• YOUR INSTRUCTIONS
Set down every record once more, exactly as given.

(Extracted data entries)
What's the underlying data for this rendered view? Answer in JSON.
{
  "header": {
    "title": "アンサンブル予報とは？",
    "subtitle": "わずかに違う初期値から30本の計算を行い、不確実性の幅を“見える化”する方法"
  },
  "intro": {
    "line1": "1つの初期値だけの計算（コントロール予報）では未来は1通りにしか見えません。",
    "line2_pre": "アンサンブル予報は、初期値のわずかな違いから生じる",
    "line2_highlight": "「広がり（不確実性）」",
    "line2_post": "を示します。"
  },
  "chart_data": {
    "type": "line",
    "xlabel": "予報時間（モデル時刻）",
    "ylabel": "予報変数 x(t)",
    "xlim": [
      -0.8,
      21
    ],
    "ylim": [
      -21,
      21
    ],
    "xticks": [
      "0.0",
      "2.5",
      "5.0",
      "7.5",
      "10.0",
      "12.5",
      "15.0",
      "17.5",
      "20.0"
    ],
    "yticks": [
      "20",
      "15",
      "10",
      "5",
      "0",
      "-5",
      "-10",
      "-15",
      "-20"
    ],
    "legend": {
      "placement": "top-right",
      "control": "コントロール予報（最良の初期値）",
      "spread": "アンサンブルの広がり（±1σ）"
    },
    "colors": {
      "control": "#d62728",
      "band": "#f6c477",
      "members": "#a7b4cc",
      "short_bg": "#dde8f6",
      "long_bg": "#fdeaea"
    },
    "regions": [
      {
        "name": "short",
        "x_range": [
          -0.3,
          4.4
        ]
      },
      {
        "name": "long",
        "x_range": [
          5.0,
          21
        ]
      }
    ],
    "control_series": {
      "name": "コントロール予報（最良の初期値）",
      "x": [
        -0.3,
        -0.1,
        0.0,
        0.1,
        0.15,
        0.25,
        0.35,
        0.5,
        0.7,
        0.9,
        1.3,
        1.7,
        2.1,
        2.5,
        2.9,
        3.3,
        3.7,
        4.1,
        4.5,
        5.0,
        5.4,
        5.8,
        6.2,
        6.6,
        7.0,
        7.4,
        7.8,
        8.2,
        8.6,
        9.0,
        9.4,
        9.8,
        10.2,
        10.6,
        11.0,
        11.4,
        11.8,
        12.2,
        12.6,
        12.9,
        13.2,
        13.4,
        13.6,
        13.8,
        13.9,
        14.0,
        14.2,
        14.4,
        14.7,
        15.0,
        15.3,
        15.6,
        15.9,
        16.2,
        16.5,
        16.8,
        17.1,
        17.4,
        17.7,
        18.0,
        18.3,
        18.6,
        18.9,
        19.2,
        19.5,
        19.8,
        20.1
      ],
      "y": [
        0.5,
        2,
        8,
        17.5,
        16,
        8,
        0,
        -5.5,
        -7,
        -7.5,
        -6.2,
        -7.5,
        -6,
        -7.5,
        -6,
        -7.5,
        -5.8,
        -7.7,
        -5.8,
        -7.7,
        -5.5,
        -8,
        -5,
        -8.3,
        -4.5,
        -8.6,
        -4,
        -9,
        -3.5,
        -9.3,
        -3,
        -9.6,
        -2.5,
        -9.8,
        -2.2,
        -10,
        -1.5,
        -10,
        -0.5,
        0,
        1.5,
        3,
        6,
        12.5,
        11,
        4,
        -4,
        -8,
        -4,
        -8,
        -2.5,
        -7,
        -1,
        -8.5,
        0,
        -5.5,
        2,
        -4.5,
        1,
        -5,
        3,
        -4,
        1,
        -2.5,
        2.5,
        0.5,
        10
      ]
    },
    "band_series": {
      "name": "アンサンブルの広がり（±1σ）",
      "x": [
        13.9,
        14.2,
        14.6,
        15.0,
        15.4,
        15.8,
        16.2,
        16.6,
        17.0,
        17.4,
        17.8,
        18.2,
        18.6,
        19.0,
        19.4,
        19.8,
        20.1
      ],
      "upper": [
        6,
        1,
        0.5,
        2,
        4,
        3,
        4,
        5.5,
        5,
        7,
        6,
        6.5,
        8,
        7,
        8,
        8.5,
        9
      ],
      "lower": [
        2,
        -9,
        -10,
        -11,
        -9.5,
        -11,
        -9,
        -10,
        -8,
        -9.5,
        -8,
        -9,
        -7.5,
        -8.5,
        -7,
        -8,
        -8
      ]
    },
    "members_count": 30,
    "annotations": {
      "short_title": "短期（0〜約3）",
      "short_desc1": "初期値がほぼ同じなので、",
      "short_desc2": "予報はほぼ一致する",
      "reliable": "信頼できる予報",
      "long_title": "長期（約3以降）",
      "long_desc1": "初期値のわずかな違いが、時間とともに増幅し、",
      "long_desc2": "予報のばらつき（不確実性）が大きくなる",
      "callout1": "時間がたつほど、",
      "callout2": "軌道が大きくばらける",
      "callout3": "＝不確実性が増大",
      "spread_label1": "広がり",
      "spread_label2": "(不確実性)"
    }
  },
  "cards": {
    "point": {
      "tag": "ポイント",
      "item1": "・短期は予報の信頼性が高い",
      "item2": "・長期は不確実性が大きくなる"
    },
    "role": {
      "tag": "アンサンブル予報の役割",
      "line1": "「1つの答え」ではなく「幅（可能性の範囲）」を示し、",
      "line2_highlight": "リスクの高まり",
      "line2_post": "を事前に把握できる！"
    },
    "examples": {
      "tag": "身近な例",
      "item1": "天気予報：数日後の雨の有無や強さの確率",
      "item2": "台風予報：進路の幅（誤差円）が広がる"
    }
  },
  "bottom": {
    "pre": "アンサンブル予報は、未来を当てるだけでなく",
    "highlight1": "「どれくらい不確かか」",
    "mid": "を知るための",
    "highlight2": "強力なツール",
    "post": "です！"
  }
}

• FINISHED TASK
What's the underlying data for this rendered view? Answer in JSON.
{
  "header": {
    "title": "アンサンブル予報とは？",
    "subtitle": "わずかに違う初期値から30本の計算を行い、不確実性の幅を“見える化”する方法"
  },
  "intro": {
    "line1": "1つの初期値だけの計算（コントロール予報）では未来は1通りにしか見えません。",
    "line2_pre": "アンサンブル予報は、初期値のわずかな違いから生じる",
    "line2_highlight": "「広がり（不確実性）」",
    "line2_post": "を示します。"
  },
  "chart_data": {
    "type": "line",
    "xlabel": "予報時間（モデル時刻）",
    "ylabel": "予報変数 x(t)",
    "xlim": [
      -0.8,
      21
    ],
    "ylim": [
      -21,
      21
    ],
    "xticks": [
      "0.0",
      "2.5",
      "5.0",
      "7.5",
      "10.0",
      "12.5",
      "15.0",
      "17.5",
      "20.0"
    ],
    "yticks": [
      "20",
      "15",
      "10",
      "5",
      "0",
      "-5",
      "-10",
      "-15",
      "-20"
    ],
    "legend": {
      "placement": "top-right",
      "control": "コントロール予報（最良の初期値）",
      "spread": "アンサンブルの広がり（±1σ）"
    },
    "colors": {
      "control": "#d62728",
      "band": "#f6c477",
      "members": "#a7b4cc",
      "short_bg": "#dde8f6",
      "long_bg": "#fdeaea"
    },
    "regions": [
      {
        "name": "short",
        "x_range": [
          -0.3,
          4.4
        ]
      },
      {
        "name": "long",
        "x_range": [
          5.0,
          21
        ]
      }
    ],
    "control_series": {
      "name": "コントロール予報（最良の初期値）",
      "x": [
        -0.3,
        -0.1,
        0.0,
        0.1,
        0.15,
        0.25,
        0.35,
        0.5,
        0.7,
        0.9,
        1.3,
        1.7,
        2.1,
        2.5,
        2.9,
        3.3,
        3.7,
        4.1,
        4.5,
        5.0,
        5.4,
        5.8,
        6.2,
        6.6,
        7.0,
        7.4,
        7.8,
        8.2,
        8.6,
        9.0,
        9.4,
        9.8,
        10.2,
        10.6,
        11.0,
        11.4,
        11.8,
        12.2,
        12.6,
        12.9,
        13.2,
        13.4,
        13.6,
        13.8,
        13.9,
        14.0,
        14.2,
        14.4,
        14.7,
        15.0,
        15.3,
        15.6,
        15.9,
        16.2,
        16.5,
        16.8,
        17.1,
        17.4,
        17.7,
        18.0,
        18.3,
        18.6,
        18.9,
        19.2,
        19.5,
        19.8,
        20.1
      ],
      "y": [
        0.5,
        2,
        8,
        17.5,
        16,
        8,
        0,
        -5.5,
        -7,
        -7.5,
        -6.2,
        -7.5,
        -6,
        -7.5,
        -6,
        -7.5,
        -5.8,
        -7.7,
        -5.8,
        -7.7,
        -5.5,
        -8,
        -5,
        -8.3,
        -4.5,
        -8.6,
        -4,
        -9,
        -3.5,
        -9.3,
        -3,
        -9.6,
        -2.5,
        -9.8,
        -2.2,
        -10,
        -1.5,
        -10,
        -0.5,
        0,
        1.5,
        3,
        6,
        12.5,
        11,
        4,
        -4,
        -8,
        -4,
        -8,
        -2.5,
        -7,
        -1,
        -8.5,
        0,
        -5.5,
        2,
        -4.5,
        1,
        -5,
        3,
        -4,
        1,
        -2.5,
        2.5,
        0.5,
        10
      ]
    },
    "band_series": {
      "name": "アンサンブルの広がり（±1σ）",
      "x": [
        13.9,
        14.2,
        14.6,
        15.0,
        15.4,
        15.8,
        16.2,
        16.6,
        17.0,
        17.4,
        17.8,
        18.2,
        18.6,
        19.0,
        19.4,
        19.8,
        20.1
      ],
      "upper": [
        6,
        1,
        0.5,
        2,
        4,
        3,
        4,
        5.5,
        5,
        7,
        6,
        6.5,
        8,
        7,
        8,
        8.5,
        9
      ],
      "lower": [
        2,
        -9,
        -10,
        -11,
        -9.5,
        -11,
        -9,
        -10,
        -8,
        -9.5,
        -8,
        -9,
        -7.5,
        -8.5,
        -7,
        -8,
        -8
      ]
    },
    "members_count": 30,
    "annotations": {
      "short_title": "短期（0〜約3）",
      "short_desc1": "初期値がほぼ同じなので、",
      "short_desc2": "予報はほぼ一致する",
      "reliable": "信頼できる予報",
      "long_title": "長期（約3以降）",
      "long_desc1": "初期値のわずかな違いが、時間とともに増幅し、",
      "long_desc2": "予報のばらつき（不確実性）が大きくなる",
      "callout1": "時間がたつほど、",
      "callout2": "軌道が大きくばらける",
      "callout3": "＝不確実性が増大",
      "spread_label1": "広がり",
      "spread_label2": "(不確実性)"
    }
  },
  "cards": {
    "point": {
      "tag": "ポイント",
      "item1": "・短期は予報の信頼性が高い",
      "item2": "・長期は不確実性が大きくなる"
    },
    "role": {
      "tag": "アンサンブル予報の役割",
      "line1": "「1つの答え」ではなく「幅（可能性の範囲）」を示し、",
      "line2_highlight": "リスクの高まり",
      "line2_post": "を事前に把握できる！"
    },
    "examples": {
      "tag": "身近な例",
      "item1": "天気予報：数日後の雨の有無や強さの確率",
      "item2": "台風予報：進路の幅（誤差円）が広がる"
    }
  },
  "bottom": {
    "pre": "アンサンブル予報は、未来を当てるだけでなく",
    "highlight1": "「どれくらい不確かか」",
    "mid": "を知るための",
    "highlight2": "強力なツール",
    "post": "です！"
  }
}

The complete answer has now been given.